(Data items)
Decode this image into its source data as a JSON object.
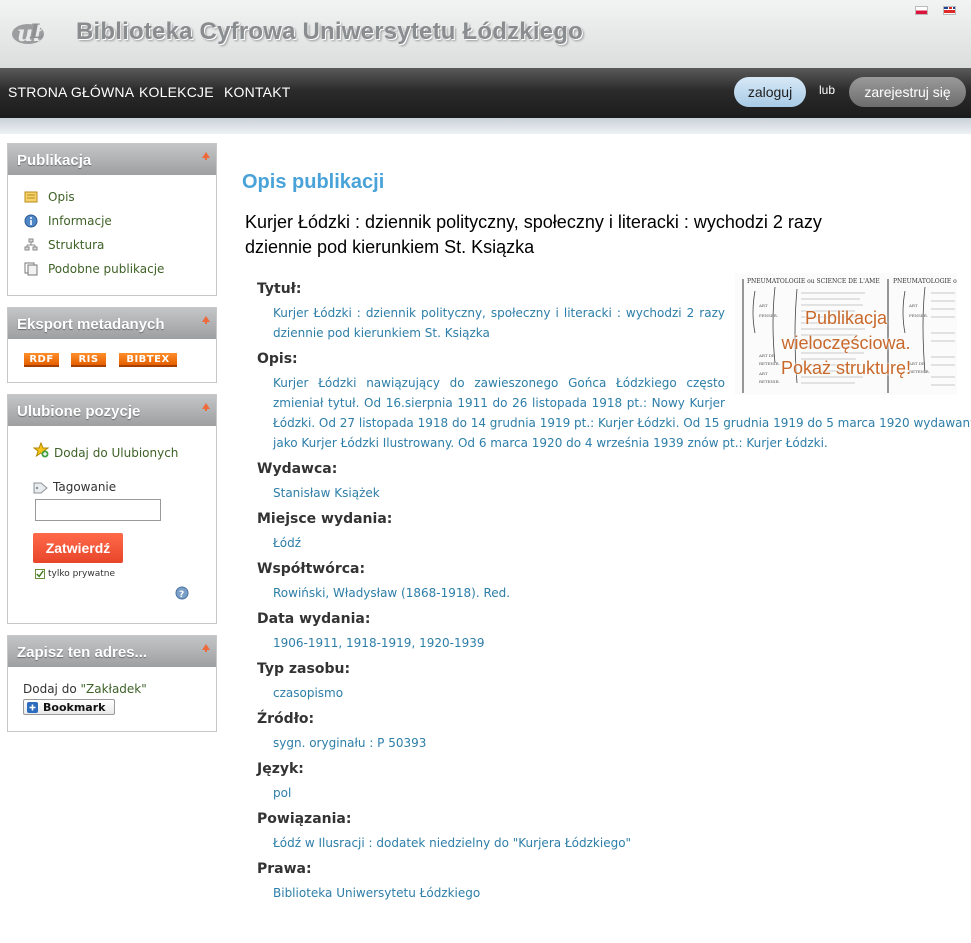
{
  "header": {
    "site_title": "Biblioteka Cyfrowa Uniwersytetu Łódzkiego",
    "logo_icon": "bcul-logo",
    "languages": [
      "pl-flag-icon",
      "en-flag-icon"
    ]
  },
  "nav": {
    "items": [
      "STRONA GŁÓWNA",
      "KOLEKCJE",
      "KONTAKT"
    ],
    "login": "zaloguj",
    "or": "lub",
    "register": "zarejestruj się"
  },
  "sidebar": {
    "publication": {
      "title": "Publikacja",
      "items": [
        "Opis",
        "Informacje",
        "Struktura",
        "Podobne publikacje"
      ]
    },
    "export": {
      "title": "Eksport metadanych",
      "buttons": [
        "RDF",
        "RIS",
        "BIBTEX"
      ]
    },
    "favorites": {
      "title": "Ulubione pozycje",
      "add": "Dodaj do Ulubionych",
      "tagging": "Tagowanie",
      "tag_value": "",
      "submit": "Zatwierdź",
      "private": "tylko prywatne"
    },
    "bookmark": {
      "title": "Zapisz ten adres...",
      "add_prefix": "Dodaj do ",
      "add_link": "\"Zakładek\"",
      "button": "Bookmark"
    }
  },
  "content": {
    "section_title": "Opis publikacji",
    "pub_title": "Kurjer Łódzki : dziennik polityczny, społeczny i literacki : wychodzi 2 razy dziennie pod kierunkiem St. Ksiązka",
    "thumbnail_overlay": [
      "Publikacja",
      "wieloczęściowa.",
      "Pokaż strukturę!"
    ],
    "fields": [
      {
        "label": "Tytuł:",
        "value": "Kurjer Łódzki : dziennik polityczny, społeczny i literacki : wychodzi 2 razy dziennie pod kierunkiem St. Ksiązka"
      },
      {
        "label": "Opis:",
        "value": "Kurjer Łódzki nawiązujący do zawieszonego Gońca Łódzkiego często zmieniał tytuł. Od 16.sierpnia 1911 do 26 listopada 1918 pt.: Nowy Kurjer Łódzki. Od 27 listopada 1918 do 14 grudnia 1919 pt.: Kurjer Łódzki. Od 15 grudnia 1919 do 5 marca 1920 wydawany jako Kurjer Łódzki Ilustrowany. Od 6 marca 1920 do 4 września 1939 znów pt.: Kurjer Łódzki."
      },
      {
        "label": "Wydawca:",
        "value": "Stanisław Książek"
      },
      {
        "label": "Miejsce wydania:",
        "value": "Łódź"
      },
      {
        "label": "Współtwórca:",
        "value": "Rowiński, Władysław (1868-1918). Red."
      },
      {
        "label": "Data wydania:",
        "value": "1906-1911, 1918-1919, 1920-1939"
      },
      {
        "label": "Typ zasobu:",
        "value": "czasopismo"
      },
      {
        "label": "Źródło:",
        "value": "sygn. oryginału : P 50393"
      },
      {
        "label": "Język:",
        "value": "pol"
      },
      {
        "label": "Powiązania:",
        "value": "Łódź w Ilusracji : dodatek niedzielny do \"Kurjera Łódzkiego\""
      },
      {
        "label": "Prawa:",
        "value": "Biblioteka Uniwersytetu Łódzkiego"
      }
    ],
    "opis_lines": [
      "Kurjer Łódzki nawiązujący do zawieszonego Gońca Łódzkiego często",
      "zmieniał tytuł. Od 16.sierpnia 1911 do 26 listopada 1918 pt.: Nowy Kurjer",
      "Łódzki. Od 27 listopada 1918 do 14 grudnia 1919 pt.: Kurjer Łódzki. Od 15 grudnia 1919 do 5 marca 1920 wydawany",
      "jako Kurjer Łódzki Ilustrowany. Od 6 marca 1920 do 4 września 1939 znów pt.: Kurjer Łódzki."
    ],
    "title_lines": [
      "Kurjer Łódzki : dziennik polityczny, społeczny i literacki : wychodzi 2 razy",
      "dziennie pod kierunkiem St. Ksiązka"
    ]
  },
  "colors": {
    "accent": "#4aa3d8",
    "link": "#2d7ea8",
    "sidebar_link": "#3f6228",
    "submit": "#f05a3a",
    "export": "#ff7a14"
  }
}
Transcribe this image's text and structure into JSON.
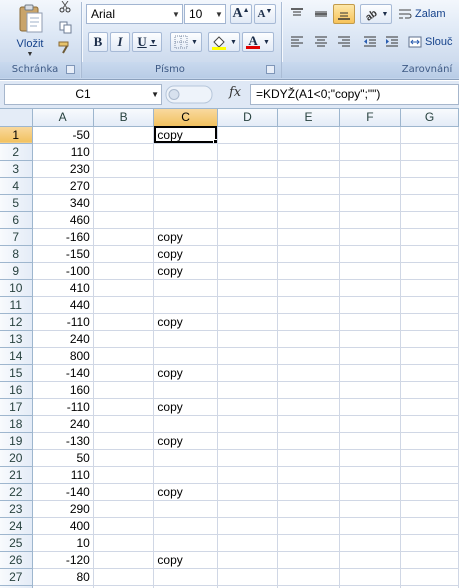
{
  "ribbon": {
    "clipboard": {
      "paste_label": "Vložit",
      "group_label": "Schránka",
      "icons": [
        "paste-icon",
        "cut-icon",
        "copy-icon",
        "format-painter-icon"
      ]
    },
    "font": {
      "group_label": "Písmo",
      "font_name": "Arial",
      "font_size": "10",
      "grow_label": "A",
      "shrink_label": "A",
      "bold_label": "B",
      "italic_label": "I",
      "underline_label": "U",
      "font_color_label": "A",
      "font_color": "#e00000",
      "fill_color": "#ffff00"
    },
    "alignment": {
      "group_label": "Zarovnání",
      "wrap_label": "Zalam",
      "merge_label": "Slouč"
    }
  },
  "formula_bar": {
    "name_box": "C1",
    "fx_label": "fx",
    "formula": "=KDYŽ(A1<0;\"copy\";\"\")"
  },
  "grid": {
    "columns": [
      "A",
      "B",
      "C",
      "D",
      "E",
      "F",
      "G"
    ],
    "selected_column": "C",
    "selected_row": 1,
    "rows": [
      {
        "row": "1",
        "a": "-50",
        "c": "copy"
      },
      {
        "row": "2",
        "a": "110",
        "c": ""
      },
      {
        "row": "3",
        "a": "230",
        "c": ""
      },
      {
        "row": "4",
        "a": "270",
        "c": ""
      },
      {
        "row": "5",
        "a": "340",
        "c": ""
      },
      {
        "row": "6",
        "a": "460",
        "c": ""
      },
      {
        "row": "7",
        "a": "-160",
        "c": "copy"
      },
      {
        "row": "8",
        "a": "-150",
        "c": "copy"
      },
      {
        "row": "9",
        "a": "-100",
        "c": "copy"
      },
      {
        "row": "10",
        "a": "410",
        "c": ""
      },
      {
        "row": "11",
        "a": "440",
        "c": ""
      },
      {
        "row": "12",
        "a": "-110",
        "c": "copy"
      },
      {
        "row": "13",
        "a": "240",
        "c": ""
      },
      {
        "row": "14",
        "a": "800",
        "c": ""
      },
      {
        "row": "15",
        "a": "-140",
        "c": "copy"
      },
      {
        "row": "16",
        "a": "160",
        "c": ""
      },
      {
        "row": "17",
        "a": "-110",
        "c": "copy"
      },
      {
        "row": "18",
        "a": "240",
        "c": ""
      },
      {
        "row": "19",
        "a": "-130",
        "c": "copy"
      },
      {
        "row": "20",
        "a": "50",
        "c": ""
      },
      {
        "row": "21",
        "a": "110",
        "c": ""
      },
      {
        "row": "22",
        "a": "-140",
        "c": "copy"
      },
      {
        "row": "23",
        "a": "290",
        "c": ""
      },
      {
        "row": "24",
        "a": "400",
        "c": ""
      },
      {
        "row": "25",
        "a": "10",
        "c": ""
      },
      {
        "row": "26",
        "a": "-120",
        "c": "copy"
      },
      {
        "row": "27",
        "a": "80",
        "c": ""
      },
      {
        "row": "28",
        "a": "",
        "c": ""
      }
    ]
  }
}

• [STATED TASK] From the listing above, print every entry precisely and drop the pictures.

• [WORKED ANSWER]
Decode this image into its source data as a JSON object.
{
  "header": {
    "site_title": "Biblioteka Cyfrowa Uniwersytetu Łódzkiego",
    "logo_icon": "bcul-logo",
    "languages": [
      "pl-flag-icon",
      "en-flag-icon"
    ]
  },
  "nav": {
    "items": [
      "STRONA GŁÓWNA",
      "KOLEKCJE",
      "KONTAKT"
    ],
    "login": "zaloguj",
    "or": "lub",
    "register": "zarejestruj się"
  },
  "sidebar": {
    "publication": {
      "title": "Publikacja",
      "items": [
        "Opis",
        "Informacje",
        "Struktura",
        "Podobne publikacje"
      ]
    },
    "export": {
      "title": "Eksport metadanych",
      "buttons": [
        "RDF",
        "RIS",
        "BIBTEX"
      ]
    },
    "favorites": {
      "title": "Ulubione pozycje",
      "add": "Dodaj do Ulubionych",
      "tagging": "Tagowanie",
      "tag_value": "",
      "submit": "Zatwierdź",
      "private": "tylko prywatne"
    },
    "bookmark": {
      "title": "Zapisz ten adres...",
      "add_prefix": "Dodaj do ",
      "add_link": "\"Zakładek\"",
      "button": "Bookmark"
    }
  },
  "content": {
    "section_title": "Opis publikacji",
    "pub_title": "Kurjer Łódzki : dziennik polityczny, społeczny i literacki : wychodzi 2 razy dziennie pod kierunkiem St. Ksiązka",
    "thumbnail_overlay": [
      "Publikacja",
      "wieloczęściowa.",
      "Pokaż strukturę!"
    ],
    "fields": [
      {
        "label": "Tytuł:",
        "value": "Kurjer Łódzki : dziennik polityczny, społeczny i literacki : wychodzi 2 razy dziennie pod kierunkiem St. Ksiązka"
      },
      {
        "label": "Opis:",
        "value": "Kurjer Łódzki nawiązujący do zawieszonego Gońca Łódzkiego często zmieniał tytuł. Od 16.sierpnia 1911 do 26 listopada 1918 pt.: Nowy Kurjer Łódzki. Od 27 listopada 1918 do 14 grudnia 1919 pt.: Kurjer Łódzki. Od 15 grudnia 1919 do 5 marca 1920 wydawany jako Kurjer Łódzki Ilustrowany. Od 6 marca 1920 do 4 września 1939 znów pt.: Kurjer Łódzki."
      },
      {
        "label": "Wydawca:",
        "value": "Stanisław Książek"
      },
      {
        "label": "Miejsce wydania:",
        "value": "Łódź"
      },
      {
        "label": "Współtwórca:",
        "value": "Rowiński, Władysław (1868-1918). Red."
      },
      {
        "label": "Data wydania:",
        "value": "1906-1911, 1918-1919, 1920-1939"
      },
      {
        "label": "Typ zasobu:",
        "value": "czasopismo"
      },
      {
        "label": "Źródło:",
        "value": "sygn. oryginału : P 50393"
      },
      {
        "label": "Język:",
        "value": "pol"
      },
      {
        "label": "Powiązania:",
        "value": "Łódź w Ilusracji : dodatek niedzielny do \"Kurjera Łódzkiego\""
      },
      {
        "label": "Prawa:",
        "value": "Biblioteka Uniwersytetu Łódzkiego"
      }
    ],
    "opis_lines": [
      "Kurjer Łódzki nawiązujący do zawieszonego Gońca Łódzkiego często",
      "zmieniał tytuł. Od 16.sierpnia 1911 do 26 listopada 1918 pt.: Nowy Kurjer",
      "Łódzki. Od 27 listopada 1918 do 14 grudnia 1919 pt.: Kurjer Łódzki. Od 15 grudnia 1919 do 5 marca 1920 wydawany",
      "jako Kurjer Łódzki Ilustrowany. Od 6 marca 1920 do 4 września 1939 znów pt.: Kurjer Łódzki."
    ],
    "title_lines": [
      "Kurjer Łódzki : dziennik polityczny, społeczny i literacki : wychodzi 2 razy",
      "dziennie pod kierunkiem St. Ksiązka"
    ]
  },
  "colors": {
    "accent": "#4aa3d8",
    "link": "#2d7ea8",
    "sidebar_link": "#3f6228",
    "submit": "#f05a3a",
    "export": "#ff7a14"
  }
}
Transcribe this image's text and structure into JSON.
{
  "ribbon": {
    "clipboard": {
      "paste_label": "Vložit",
      "group_label": "Schránka",
      "icons": [
        "paste-icon",
        "cut-icon",
        "copy-icon",
        "format-painter-icon"
      ]
    },
    "font": {
      "group_label": "Písmo",
      "font_name": "Arial",
      "font_size": "10",
      "grow_label": "A",
      "shrink_label": "A",
      "bold_label": "B",
      "italic_label": "I",
      "underline_label": "U",
      "font_color_label": "A",
      "font_color": "#e00000",
      "fill_color": "#ffff00"
    },
    "alignment": {
      "group_label": "Zarovnání",
      "wrap_label": "Zalam",
      "merge_label": "Slouč"
    }
  },
  "formula_bar": {
    "name_box": "C1",
    "fx_label": "fx",
    "formula": "=KDYŽ(A1<0;\"copy\";\"\")"
  },
  "grid": {
    "columns": [
      "A",
      "B",
      "C",
      "D",
      "E",
      "F",
      "G"
    ],
    "selected_column": "C",
    "selected_row": 1,
    "rows": [
      {
        "row": "1",
        "a": "-50",
        "c": "copy"
      },
      {
        "row": "2",
        "a": "110",
        "c": ""
      },
      {
        "row": "3",
        "a": "230",
        "c": ""
      },
      {
        "row": "4",
        "a": "270",
        "c": ""
      },
      {
        "row": "5",
        "a": "340",
        "c": ""
      },
      {
        "row": "6",
        "a": "460",
        "c": ""
      },
      {
        "row": "7",
        "a": "-160",
        "c": "copy"
      },
      {
        "row": "8",
        "a": "-150",
        "c": "copy"
      },
      {
        "row": "9",
        "a": "-100",
        "c": "copy"
      },
      {
        "row": "10",
        "a": "410",
        "c": ""
      },
      {
        "row": "11",
        "a": "440",
        "c": ""
      },
      {
        "row": "12",
        "a": "-110",
        "c": "copy"
      },
      {
        "row": "13",
        "a": "240",
        "c": ""
      },
      {
        "row": "14",
        "a": "800",
        "c": ""
      },
      {
        "row": "15",
        "a": "-140",
        "c": "copy"
      },
      {
        "row": "16",
        "a": "160",
        "c": ""
      },
      {
        "row": "17",
        "a": "-110",
        "c": "copy"
      },
      {
        "row": "18",
        "a": "240",
        "c": ""
      },
      {
        "row": "19",
        "a": "-130",
        "c": "copy"
      },
      {
        "row": "20",
        "a": "50",
        "c": ""
      },
      {
        "row": "21",
        "a": "110",
        "c": ""
      },
      {
        "row": "22",
        "a": "-140",
        "c": "copy"
      },
      {
        "row": "23",
        "a": "290",
        "c": ""
      },
      {
        "row": "24",
        "a": "400",
        "c": ""
      },
      {
        "row": "25",
        "a": "10",
        "c": ""
      },
      {
        "row": "26",
        "a": "-120",
        "c": "copy"
      },
      {
        "row": "27",
        "a": "80",
        "c": ""
      },
      {
        "row": "28",
        "a": "",
        "c": ""
      }
    ]
  }
}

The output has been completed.